TASK TO COMPLETE: Gather every line that includes the word "OSWEILER", please.

########

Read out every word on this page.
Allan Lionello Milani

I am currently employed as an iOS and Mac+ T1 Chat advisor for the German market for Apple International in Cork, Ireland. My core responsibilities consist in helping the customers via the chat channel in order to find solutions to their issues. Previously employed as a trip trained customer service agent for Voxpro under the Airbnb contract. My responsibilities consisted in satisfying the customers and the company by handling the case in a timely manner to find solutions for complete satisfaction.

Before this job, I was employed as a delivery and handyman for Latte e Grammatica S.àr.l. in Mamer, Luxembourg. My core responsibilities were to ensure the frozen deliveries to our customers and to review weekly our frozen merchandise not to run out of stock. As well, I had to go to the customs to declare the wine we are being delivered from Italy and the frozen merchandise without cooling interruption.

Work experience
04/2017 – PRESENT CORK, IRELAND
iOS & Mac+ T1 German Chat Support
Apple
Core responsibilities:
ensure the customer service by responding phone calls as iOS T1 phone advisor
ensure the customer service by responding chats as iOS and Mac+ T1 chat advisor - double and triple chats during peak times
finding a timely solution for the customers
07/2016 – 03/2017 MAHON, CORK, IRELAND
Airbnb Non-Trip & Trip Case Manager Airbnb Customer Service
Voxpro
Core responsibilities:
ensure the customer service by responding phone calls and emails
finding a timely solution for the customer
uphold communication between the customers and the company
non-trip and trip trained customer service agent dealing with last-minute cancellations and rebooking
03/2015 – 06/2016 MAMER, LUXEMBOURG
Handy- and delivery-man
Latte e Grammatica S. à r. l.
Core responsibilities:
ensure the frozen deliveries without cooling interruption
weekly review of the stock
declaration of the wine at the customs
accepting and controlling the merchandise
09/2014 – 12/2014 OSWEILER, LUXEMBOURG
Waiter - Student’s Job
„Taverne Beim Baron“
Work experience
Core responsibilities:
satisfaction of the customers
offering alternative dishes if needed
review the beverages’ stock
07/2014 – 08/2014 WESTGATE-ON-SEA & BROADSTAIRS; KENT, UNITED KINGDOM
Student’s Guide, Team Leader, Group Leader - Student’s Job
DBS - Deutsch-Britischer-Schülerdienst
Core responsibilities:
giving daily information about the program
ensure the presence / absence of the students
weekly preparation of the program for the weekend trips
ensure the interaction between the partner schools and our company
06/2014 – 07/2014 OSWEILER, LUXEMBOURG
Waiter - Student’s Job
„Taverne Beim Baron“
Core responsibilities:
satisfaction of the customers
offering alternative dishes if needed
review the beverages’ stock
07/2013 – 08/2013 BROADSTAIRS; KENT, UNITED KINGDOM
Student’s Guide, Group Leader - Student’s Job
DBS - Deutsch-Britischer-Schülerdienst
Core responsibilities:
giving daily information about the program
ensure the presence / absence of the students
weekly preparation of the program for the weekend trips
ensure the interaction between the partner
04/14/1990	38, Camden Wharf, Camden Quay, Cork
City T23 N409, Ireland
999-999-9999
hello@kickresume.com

########

SOLUTION FOR THIS TASK:
09/2014 – 12/2014 OSWEILER, LUXEMBOURG
06/2014 – 07/2014 OSWEILER, LUXEMBOURG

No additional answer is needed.